EXERCISE REQUIREMENTS: Every line of the data that contains the string "定公八年" must be copied.
-- BEGIN --
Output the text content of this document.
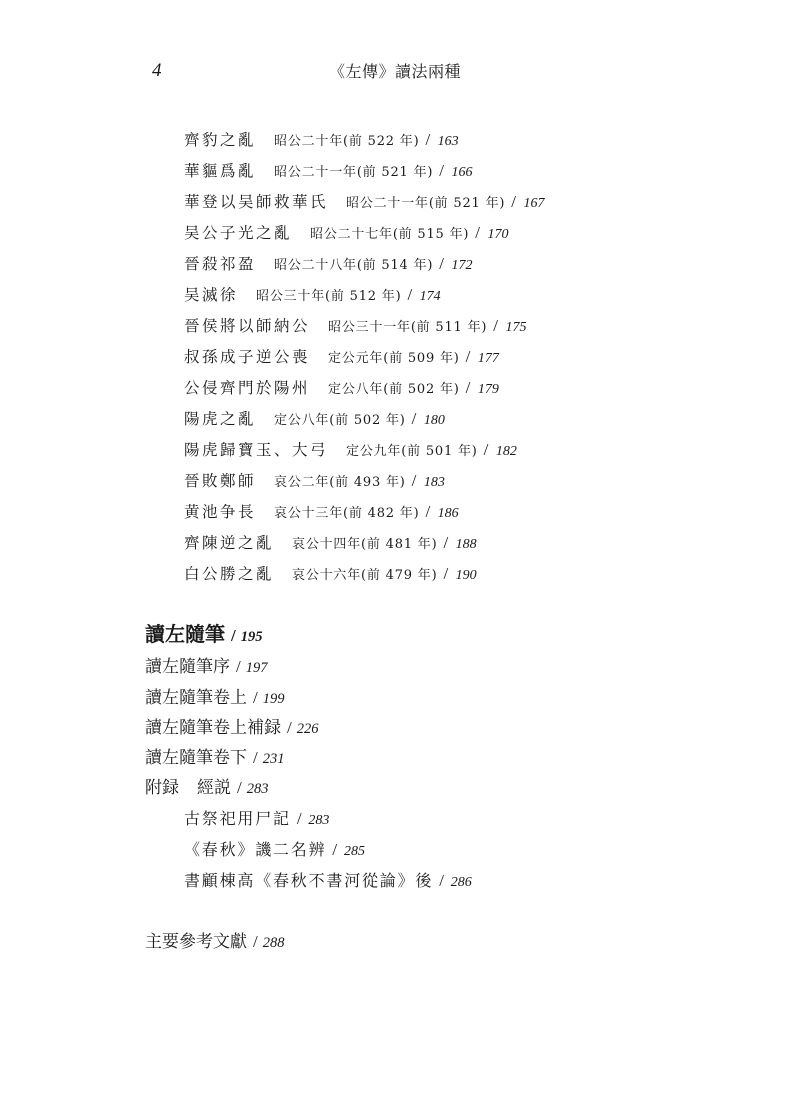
4	《左傳》讀法兩種
齊豹之亂 昭公二十年(前 522 年) / 163
華貙爲亂 昭公二十一年(前 521 年) / 166
華登以吴師救華氏 昭公二十一年(前 521 年) / 167
吴公子光之亂 昭公二十七年(前 515 年) / 170
晉殺祁盈 昭公二十八年(前 514 年) / 172
吴滅徐 昭公三十年(前 512 年) / 174
晉侯將以師納公 昭公三十一年(前 511 年) / 175
叔孫成子逆公喪 定公元年(前 509 年) / 177
公侵齊門於陽州 定公八年(前 502 年) / 179
陽虎之亂 定公八年(前 502 年) / 180
陽虎歸寶玉、大弓 定公九年(前 501 年) / 182
晉敗鄭師 哀公二年(前 493 年) / 183
黄池争長 哀公十三年(前 482 年) / 186
齊陳逆之亂 哀公十四年(前 481 年) / 188
白公勝之亂 哀公十六年(前 479 年) / 190
讀左隨筆 / 195
讀左隨筆序 / 197
讀左隨筆卷上 / 199
讀左隨筆卷上補録 / 226
讀左隨筆卷下 / 231
附録 經説 / 283
古祭祀用尸記 / 283
《春秋》譏二名辨 / 285
書顧棟高《春秋不書河從論》後 / 286
主要參考文獻 / 288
-- END --
TASK RESPONSE:
公侵齊門於陽州 定公八年(前 502 年) / 179
陽虎之亂 定公八年(前 502 年) / 180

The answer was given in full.